━━ Excerpt provided

The Golden Age of Medical Innovation
Cleveland Clinic's stature as a medical and research powerhouse continued to grow, notably in the area of heart care. Among these innovations, Donald Effler, MD, and Lawrence Groves, MD, performed the first “stopped heart” operation in 1956 using a heart-lung machine. Developed by Willem Kolff, MD, PhD, this technique made open-heart surgery feasible for more patients. In 1958, F Mason Sones, MD, discovered moving cine-coronary angiography, revealing the natural history of coronary artery disease, which ultimately led to Cleveland Clinic’s pioneering work in coronary artery bypass.
First dialysis program in the US
In 1950, Willem Kolff, MD, PhD, initiates the first dialysis program in the U.S. Dr. Kolff not only invented kidney dialysis, he established the first hospital-based Department of Artificial Organs at Cleveland Clinic and designed a variety of heart assist-devices.
Pediatric service was established in 1951 by Robert D Mercer, MD. In 1952, Dr. Mercer hired Viola Startzman, MD, (pictured here) to help care for pediatric patients.
George Crile Jr., MD, son of a Cleveland Clinic founder, pioneers alternatives to radical mastectomy for treating breast cancer. Dr. Crile published a book entitled, "Cancer and Common Sense," in 1955. Written for the lay public, it endorsed conservative treatment for cancer and deplored what Dr. Crile called "the unnecessarily mutilating results of the surgery being done at [other] cancer centers." Dr. Crile's opinions are largely accepted today, but at the time, they were controversial. Life magazine published a major excerpt from the book, with the cover line "A Surgeon Deplores the Blind Fear of Cancer."
In 1955, the founding of the Cleveland Clinic Board of Governors reaffirms the principle of physician leadership. Cleveland Clinic's first Board of Governors included W. James Gardner, MD, E. Perry McCullagh, MD, Walter J. Zeiter, MD, Irvine H. Page, MD, Fay A. LeFevre, MD (chairman), George Crile, Jr., MD, A. Carlton Ernstene, MD, and William J. Engel, MD. The establishment of this board ended a period during which Cleveland Clinic was challenged to find the best administrative structure after the passing of its founders. The board reaffirmed the principle of physician leadership at Cleveland Clinic and continues to serve it well today.
Cleveland Clinic opened a new surgical pavilion on the second floor of the hospital in 1955. It included 21 operating rooms and one large setup room. In 1955 the Operating Room Department had 47 employees, of whom 36 were registered nurses. More than 10,000 operations were performed that year. At this time, approximately two-thirds of the hospital's patients were surgical.
Fay A LeFevre, MD, serves as the first Chair of the Board of Governors from 1955-1968.
In 1956, Donald Effler, MD, and Lawrence Groves, MD, perform a "stopped heart" operation. This was the first clinical use of a drug to stop the heart.
Loretta Prince, RN, begins her nursing career in 1956. She is the longest-standing caregiver to-date.

━━━━
━━ Data extract

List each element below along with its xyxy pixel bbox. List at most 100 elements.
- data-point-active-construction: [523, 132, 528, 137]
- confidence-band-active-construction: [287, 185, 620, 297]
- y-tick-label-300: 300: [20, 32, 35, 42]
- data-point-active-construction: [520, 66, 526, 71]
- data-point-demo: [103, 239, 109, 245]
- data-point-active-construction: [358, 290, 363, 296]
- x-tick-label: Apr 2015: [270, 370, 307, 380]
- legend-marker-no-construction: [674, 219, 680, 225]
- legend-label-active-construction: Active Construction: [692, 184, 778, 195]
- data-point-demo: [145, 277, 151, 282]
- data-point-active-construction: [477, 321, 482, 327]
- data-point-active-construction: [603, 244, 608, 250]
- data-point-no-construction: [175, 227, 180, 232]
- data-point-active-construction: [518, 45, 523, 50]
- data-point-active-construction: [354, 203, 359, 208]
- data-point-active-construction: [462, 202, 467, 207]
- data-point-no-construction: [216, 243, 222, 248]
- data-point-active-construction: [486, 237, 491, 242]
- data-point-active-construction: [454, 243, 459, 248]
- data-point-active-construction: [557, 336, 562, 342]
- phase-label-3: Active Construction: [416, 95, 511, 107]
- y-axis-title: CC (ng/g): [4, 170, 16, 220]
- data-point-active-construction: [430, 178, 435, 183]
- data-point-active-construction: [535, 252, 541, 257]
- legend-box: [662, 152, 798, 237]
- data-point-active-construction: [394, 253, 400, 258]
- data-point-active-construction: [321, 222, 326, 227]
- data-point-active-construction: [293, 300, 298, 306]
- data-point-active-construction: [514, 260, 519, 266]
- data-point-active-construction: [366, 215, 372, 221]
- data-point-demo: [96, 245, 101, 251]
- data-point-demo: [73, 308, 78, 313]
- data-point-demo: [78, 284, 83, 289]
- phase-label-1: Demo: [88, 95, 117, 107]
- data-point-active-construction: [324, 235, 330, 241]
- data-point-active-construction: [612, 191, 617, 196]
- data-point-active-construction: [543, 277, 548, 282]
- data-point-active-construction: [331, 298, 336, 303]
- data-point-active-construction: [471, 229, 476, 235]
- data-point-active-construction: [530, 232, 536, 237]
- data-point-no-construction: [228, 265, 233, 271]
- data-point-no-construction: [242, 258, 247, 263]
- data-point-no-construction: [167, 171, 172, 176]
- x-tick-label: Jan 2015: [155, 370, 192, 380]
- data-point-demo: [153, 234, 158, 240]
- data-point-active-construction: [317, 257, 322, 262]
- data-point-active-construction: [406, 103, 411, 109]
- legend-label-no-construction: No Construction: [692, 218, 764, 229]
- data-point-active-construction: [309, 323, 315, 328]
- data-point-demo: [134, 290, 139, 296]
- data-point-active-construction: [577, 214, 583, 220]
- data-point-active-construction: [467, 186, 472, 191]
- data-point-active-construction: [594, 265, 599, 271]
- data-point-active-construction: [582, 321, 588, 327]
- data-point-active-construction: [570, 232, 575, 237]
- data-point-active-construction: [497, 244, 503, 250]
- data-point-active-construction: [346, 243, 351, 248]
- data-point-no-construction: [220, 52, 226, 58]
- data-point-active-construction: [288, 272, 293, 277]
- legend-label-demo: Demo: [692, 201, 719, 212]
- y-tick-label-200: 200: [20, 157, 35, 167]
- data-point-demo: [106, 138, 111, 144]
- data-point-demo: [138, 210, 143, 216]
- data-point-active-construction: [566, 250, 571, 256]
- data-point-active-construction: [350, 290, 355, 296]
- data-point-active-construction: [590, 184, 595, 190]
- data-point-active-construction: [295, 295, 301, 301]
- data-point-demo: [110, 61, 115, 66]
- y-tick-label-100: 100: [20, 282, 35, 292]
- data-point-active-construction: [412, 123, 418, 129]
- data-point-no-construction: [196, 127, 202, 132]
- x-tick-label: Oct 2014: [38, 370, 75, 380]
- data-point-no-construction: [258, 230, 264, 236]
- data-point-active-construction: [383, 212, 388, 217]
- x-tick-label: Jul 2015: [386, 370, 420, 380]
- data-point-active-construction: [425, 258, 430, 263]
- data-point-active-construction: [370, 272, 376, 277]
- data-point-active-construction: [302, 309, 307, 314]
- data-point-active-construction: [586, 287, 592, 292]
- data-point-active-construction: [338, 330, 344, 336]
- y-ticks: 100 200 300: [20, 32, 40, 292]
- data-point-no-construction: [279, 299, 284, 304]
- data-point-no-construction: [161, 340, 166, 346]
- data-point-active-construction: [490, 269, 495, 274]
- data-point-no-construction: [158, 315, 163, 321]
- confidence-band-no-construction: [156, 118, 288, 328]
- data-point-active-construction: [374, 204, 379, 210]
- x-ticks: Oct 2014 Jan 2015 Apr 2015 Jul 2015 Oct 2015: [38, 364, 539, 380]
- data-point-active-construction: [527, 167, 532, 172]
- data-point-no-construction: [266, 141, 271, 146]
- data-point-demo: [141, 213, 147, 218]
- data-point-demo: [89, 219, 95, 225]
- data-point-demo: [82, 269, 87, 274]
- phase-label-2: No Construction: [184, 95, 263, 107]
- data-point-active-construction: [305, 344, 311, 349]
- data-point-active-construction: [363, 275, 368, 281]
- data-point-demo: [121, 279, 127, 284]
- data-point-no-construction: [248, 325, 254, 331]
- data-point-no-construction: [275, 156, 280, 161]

━━━━

Exercise set.
- a) In the Cleveland Clinic history, how many operating rooms did the surgical pavilion opened in 1955 include?
- b) Write the next part of the Cleveland Clinic history, picking up after its final sentence.

Your responses.
- a) 21 operating rooms.

- b)
In 1957, Willem Kolff, MD, PhD, and Tetsuzo Akutsu, MD, PhD, conduct the first successful experimentation of an implantation of an artificial heart in a model.
Synthetic angiotensin developed
In 1957, Merlin Bumpus, MD, Irvine Page, MD, and team synthesize angiotensin. The substance duplicates a natural substance implicated in hypertension and has been invaluable in subsequent hypertension research. Dr. Bumpus followed Dr. Page as chair of the Division of Research.
George F Karch succeeds John Sherwin Sr. as President of Cleveland Clinic Foundation in 1957. Mr. Sherwin also serves as Chair of the Board of Trustees from 1956-1961.
F. Mason Sones, MD, discovered moving cine-coronary angiography at Cleveland Clinic in 1958. Dr. Sones was a pediatric cardiologist with an interest in angiography – the real-time X-ray visualization of the blood vessels. At that time, it was believed that the coronary arteries were off-limits to this procedure because the injection of contrast dye into the vessels around the heart would trigger fatal cardiac arrest. When Dr. Sones accidentally injected dye into the patient's artery, he discovered that not only did the patient not die, but that it was now possible to see inside the vessels of the heart as never before. This discovery revealed the natural history of coronary artery disease and ultimately led to Cleveland Clinic's pioneering work in coronary artery bypass and to its rise to national leadership in heart care.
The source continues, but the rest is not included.